*TASK DESCRIPTION:*
Review the listing and copy each line that holds the word "JSON".

Figure collection entries:
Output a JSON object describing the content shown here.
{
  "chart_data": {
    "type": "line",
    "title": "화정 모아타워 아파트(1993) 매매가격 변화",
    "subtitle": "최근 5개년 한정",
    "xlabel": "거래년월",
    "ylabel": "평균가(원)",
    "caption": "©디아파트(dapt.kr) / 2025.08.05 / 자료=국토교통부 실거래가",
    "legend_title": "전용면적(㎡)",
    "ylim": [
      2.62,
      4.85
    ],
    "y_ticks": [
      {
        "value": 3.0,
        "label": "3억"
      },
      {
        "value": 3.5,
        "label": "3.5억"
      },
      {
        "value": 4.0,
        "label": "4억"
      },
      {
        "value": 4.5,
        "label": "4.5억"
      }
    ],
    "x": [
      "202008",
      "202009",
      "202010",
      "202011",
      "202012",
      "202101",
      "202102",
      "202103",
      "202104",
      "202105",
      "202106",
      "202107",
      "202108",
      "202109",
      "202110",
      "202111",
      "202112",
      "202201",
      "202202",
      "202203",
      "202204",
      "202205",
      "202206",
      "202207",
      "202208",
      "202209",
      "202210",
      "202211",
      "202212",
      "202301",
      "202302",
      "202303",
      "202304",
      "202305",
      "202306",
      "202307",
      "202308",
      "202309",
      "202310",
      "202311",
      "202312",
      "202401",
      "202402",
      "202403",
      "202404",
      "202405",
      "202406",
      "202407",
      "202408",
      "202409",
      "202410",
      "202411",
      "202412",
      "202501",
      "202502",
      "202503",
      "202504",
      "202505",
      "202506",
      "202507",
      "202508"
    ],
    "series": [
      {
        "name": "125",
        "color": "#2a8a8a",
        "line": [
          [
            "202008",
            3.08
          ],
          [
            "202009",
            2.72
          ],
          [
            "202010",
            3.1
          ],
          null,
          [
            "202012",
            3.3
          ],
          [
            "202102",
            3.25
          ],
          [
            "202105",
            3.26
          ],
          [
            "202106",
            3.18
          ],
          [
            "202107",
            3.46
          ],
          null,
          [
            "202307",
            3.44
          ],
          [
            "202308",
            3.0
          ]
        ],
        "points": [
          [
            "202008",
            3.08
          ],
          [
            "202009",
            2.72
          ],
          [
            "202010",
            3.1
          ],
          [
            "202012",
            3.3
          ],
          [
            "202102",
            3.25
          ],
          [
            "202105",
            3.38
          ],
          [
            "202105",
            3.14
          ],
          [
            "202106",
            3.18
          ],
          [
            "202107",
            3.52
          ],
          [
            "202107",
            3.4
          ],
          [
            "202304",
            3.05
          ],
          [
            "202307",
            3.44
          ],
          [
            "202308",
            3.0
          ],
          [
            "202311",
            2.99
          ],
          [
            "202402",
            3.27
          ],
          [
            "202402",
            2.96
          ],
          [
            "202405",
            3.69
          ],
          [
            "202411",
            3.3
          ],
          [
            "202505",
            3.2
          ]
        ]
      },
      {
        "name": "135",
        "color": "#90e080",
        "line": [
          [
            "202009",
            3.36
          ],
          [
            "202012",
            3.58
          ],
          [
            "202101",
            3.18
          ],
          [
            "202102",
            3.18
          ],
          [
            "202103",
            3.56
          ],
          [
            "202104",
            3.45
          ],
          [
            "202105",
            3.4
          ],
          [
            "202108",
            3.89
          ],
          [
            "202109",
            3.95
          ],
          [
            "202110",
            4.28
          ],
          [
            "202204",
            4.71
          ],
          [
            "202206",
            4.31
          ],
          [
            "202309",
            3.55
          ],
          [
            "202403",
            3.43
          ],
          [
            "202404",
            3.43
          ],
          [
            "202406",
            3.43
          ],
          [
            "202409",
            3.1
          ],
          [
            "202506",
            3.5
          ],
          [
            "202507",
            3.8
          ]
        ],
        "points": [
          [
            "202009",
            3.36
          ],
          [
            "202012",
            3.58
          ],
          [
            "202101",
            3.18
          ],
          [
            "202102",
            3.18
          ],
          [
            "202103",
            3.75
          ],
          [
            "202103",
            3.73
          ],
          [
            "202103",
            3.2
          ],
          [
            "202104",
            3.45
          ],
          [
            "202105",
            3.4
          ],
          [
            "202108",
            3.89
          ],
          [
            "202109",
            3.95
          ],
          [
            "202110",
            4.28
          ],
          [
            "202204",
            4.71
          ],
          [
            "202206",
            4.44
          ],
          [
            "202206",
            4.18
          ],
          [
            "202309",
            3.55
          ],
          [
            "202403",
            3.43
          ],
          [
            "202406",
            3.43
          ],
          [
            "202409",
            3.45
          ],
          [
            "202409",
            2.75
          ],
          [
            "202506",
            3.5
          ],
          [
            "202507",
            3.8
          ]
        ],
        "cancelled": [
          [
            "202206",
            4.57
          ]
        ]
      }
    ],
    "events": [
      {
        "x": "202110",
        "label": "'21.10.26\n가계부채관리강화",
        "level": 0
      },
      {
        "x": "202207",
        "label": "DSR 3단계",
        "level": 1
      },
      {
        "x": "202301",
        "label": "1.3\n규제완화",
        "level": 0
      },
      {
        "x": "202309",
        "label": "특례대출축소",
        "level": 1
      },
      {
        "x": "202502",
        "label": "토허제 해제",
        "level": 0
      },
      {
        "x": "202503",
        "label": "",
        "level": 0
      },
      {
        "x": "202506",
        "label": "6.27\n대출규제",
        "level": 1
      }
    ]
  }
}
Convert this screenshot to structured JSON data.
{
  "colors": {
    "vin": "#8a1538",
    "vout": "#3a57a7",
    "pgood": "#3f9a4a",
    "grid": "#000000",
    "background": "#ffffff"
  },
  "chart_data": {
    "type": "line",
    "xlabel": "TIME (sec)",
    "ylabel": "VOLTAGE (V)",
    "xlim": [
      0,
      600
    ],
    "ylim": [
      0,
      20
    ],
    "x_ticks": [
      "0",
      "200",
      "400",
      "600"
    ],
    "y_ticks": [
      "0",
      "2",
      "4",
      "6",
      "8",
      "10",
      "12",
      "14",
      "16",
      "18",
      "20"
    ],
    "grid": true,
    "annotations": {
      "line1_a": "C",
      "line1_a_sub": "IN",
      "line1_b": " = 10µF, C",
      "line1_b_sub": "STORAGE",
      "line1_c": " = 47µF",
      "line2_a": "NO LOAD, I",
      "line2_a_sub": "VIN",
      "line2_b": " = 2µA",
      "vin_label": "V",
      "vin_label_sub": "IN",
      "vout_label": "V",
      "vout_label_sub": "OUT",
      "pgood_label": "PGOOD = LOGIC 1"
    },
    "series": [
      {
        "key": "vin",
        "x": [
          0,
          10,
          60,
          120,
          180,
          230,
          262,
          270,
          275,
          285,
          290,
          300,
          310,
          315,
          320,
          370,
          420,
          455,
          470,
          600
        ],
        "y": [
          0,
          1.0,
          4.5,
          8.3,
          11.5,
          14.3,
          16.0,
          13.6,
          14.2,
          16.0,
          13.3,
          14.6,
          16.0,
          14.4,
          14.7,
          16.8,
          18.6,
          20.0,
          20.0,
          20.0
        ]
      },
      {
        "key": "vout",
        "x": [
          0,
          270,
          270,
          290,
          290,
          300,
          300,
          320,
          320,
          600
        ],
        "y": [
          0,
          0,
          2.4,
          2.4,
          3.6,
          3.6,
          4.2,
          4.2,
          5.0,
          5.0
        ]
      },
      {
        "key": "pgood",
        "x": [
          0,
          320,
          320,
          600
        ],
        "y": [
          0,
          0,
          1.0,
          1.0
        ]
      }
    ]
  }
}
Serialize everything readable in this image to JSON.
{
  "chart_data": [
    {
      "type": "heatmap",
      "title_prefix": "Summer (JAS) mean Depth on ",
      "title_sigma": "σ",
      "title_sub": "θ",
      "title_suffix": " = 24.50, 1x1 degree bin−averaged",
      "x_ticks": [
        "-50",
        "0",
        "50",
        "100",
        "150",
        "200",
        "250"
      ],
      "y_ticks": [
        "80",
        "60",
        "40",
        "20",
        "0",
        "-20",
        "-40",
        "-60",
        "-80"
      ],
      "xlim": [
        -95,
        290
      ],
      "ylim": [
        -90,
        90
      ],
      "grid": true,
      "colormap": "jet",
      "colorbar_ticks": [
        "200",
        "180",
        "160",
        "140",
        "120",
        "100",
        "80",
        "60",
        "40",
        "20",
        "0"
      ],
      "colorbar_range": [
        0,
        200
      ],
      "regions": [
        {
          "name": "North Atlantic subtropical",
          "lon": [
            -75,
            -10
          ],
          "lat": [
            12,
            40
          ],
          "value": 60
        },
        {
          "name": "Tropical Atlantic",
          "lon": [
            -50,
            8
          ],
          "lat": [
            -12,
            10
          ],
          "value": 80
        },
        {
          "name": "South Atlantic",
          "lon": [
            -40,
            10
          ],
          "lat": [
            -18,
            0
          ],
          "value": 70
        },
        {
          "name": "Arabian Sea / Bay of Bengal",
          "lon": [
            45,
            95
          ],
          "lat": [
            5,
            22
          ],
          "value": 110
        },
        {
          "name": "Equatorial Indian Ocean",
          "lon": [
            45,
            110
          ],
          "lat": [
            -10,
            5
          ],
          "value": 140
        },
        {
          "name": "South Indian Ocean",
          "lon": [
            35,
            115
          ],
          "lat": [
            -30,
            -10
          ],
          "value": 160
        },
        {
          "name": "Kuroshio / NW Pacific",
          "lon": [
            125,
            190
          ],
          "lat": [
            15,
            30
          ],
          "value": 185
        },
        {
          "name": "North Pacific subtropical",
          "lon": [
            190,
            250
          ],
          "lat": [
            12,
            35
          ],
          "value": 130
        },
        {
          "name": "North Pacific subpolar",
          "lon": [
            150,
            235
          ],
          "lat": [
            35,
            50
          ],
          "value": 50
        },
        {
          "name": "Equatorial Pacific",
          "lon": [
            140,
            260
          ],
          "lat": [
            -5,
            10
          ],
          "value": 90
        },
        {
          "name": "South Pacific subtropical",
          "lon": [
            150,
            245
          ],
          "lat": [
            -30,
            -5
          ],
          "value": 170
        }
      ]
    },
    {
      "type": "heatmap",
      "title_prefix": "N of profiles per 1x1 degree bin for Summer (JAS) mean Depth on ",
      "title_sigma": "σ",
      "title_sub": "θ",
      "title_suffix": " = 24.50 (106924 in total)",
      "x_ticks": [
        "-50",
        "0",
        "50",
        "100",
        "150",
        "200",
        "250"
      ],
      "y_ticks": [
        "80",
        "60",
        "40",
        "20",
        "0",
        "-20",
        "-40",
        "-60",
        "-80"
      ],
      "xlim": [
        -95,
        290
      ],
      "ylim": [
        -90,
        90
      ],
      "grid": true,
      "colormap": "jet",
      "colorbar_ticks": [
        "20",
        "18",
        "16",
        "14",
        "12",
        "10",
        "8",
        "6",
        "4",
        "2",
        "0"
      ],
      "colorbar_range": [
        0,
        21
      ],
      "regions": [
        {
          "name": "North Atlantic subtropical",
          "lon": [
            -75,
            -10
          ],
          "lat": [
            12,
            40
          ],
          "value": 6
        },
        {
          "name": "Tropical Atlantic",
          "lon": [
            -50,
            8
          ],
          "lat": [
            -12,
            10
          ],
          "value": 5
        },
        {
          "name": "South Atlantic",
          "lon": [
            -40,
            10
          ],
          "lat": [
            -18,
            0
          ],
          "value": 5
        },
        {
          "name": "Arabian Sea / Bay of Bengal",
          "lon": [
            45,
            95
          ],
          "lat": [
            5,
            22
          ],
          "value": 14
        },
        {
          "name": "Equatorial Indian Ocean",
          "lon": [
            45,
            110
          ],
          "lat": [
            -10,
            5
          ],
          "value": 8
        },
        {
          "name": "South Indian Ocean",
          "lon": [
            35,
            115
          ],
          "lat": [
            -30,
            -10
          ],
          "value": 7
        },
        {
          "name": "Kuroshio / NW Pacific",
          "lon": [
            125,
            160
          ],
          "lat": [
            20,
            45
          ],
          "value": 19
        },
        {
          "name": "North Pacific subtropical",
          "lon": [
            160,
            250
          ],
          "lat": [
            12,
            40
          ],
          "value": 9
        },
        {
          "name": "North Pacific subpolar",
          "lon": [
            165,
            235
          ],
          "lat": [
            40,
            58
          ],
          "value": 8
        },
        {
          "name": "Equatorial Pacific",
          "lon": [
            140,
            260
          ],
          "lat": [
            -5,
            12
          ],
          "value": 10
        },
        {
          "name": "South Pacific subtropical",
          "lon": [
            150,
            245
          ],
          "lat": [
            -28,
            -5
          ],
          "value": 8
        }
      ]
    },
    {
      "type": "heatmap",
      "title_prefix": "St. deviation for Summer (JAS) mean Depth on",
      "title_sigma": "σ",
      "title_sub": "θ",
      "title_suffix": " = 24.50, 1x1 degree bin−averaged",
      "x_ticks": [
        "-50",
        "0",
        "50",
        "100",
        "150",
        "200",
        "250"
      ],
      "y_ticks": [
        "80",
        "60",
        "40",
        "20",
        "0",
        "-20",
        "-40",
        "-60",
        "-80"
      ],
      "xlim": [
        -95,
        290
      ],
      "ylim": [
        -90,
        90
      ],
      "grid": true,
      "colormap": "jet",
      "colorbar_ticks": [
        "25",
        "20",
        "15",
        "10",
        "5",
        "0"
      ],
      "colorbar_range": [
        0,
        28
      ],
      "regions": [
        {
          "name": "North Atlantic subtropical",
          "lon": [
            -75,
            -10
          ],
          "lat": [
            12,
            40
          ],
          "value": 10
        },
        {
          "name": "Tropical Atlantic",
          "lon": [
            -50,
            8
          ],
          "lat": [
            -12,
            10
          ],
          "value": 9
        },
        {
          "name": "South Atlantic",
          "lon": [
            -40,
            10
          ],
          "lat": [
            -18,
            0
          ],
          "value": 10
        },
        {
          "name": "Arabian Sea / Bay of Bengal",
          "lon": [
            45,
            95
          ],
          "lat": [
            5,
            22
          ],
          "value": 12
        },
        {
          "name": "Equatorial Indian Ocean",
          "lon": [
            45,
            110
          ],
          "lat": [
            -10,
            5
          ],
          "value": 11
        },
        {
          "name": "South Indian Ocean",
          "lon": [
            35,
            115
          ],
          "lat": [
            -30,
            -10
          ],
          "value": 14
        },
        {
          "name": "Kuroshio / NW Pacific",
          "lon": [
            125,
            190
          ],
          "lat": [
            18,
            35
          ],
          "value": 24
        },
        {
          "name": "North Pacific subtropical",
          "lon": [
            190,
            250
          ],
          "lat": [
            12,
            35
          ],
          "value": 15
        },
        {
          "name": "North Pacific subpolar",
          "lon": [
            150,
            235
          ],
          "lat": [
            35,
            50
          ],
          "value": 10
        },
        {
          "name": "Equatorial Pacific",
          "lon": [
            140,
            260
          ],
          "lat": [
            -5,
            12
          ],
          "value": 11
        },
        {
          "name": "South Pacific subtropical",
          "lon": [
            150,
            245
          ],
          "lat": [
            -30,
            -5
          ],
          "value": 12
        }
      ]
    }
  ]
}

*EXPECTED ANSWER:*
Output a JSON object describing the content shown here.
Convert this screenshot to structured JSON data.
Serialize everything readable in this image to JSON.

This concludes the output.